#### ENUNCIADO DA TAREFA
Transcreva, sem nenhuma alteração, todas as linhas dos registros desde o início até a linha que contém "Text: [mmmm] >95", incluindo essa linha.

--- ENTRADAS EXTRAÍDAS ---

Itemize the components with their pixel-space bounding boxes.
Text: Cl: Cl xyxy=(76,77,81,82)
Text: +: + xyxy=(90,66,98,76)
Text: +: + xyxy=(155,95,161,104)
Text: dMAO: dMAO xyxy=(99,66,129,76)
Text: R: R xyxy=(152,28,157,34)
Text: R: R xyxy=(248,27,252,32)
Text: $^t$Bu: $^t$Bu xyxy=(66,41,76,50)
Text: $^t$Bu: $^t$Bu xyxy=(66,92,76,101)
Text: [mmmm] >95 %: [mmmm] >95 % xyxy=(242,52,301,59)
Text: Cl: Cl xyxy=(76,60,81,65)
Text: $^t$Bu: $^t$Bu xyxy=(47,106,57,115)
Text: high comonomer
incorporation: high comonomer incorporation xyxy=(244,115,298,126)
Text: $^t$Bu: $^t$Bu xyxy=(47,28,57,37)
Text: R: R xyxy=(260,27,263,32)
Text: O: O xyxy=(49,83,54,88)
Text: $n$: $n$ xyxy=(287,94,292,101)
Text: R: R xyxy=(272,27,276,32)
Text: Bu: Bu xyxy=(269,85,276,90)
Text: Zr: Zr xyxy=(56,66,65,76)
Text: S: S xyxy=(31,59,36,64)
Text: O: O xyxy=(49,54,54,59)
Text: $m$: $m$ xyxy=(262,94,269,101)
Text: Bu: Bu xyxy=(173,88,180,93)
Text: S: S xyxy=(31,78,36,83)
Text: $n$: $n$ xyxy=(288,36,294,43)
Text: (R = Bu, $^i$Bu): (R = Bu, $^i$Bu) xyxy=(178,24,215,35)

---

#### RESPOSTA COMPLETA
Itemize the components with their pixel-space bounding boxes.
Text: Cl: Cl xyxy=(76,77,81,82)
Text: +: + xyxy=(90,66,98,76)
Text: +: + xyxy=(155,95,161,104)
Text: dMAO: dMAO xyxy=(99,66,129,76)
Text: R: R xyxy=(152,28,157,34)
Text: R: R xyxy=(248,27,252,32)
Text: $^t$Bu: $^t$Bu xyxy=(66,41,76,50)
Text: $^t$Bu: $^t$Bu xyxy=(66,92,76,101)
Text: [mmmm] >95 %: [mmmm] >95 % xyxy=(242,52,301,59)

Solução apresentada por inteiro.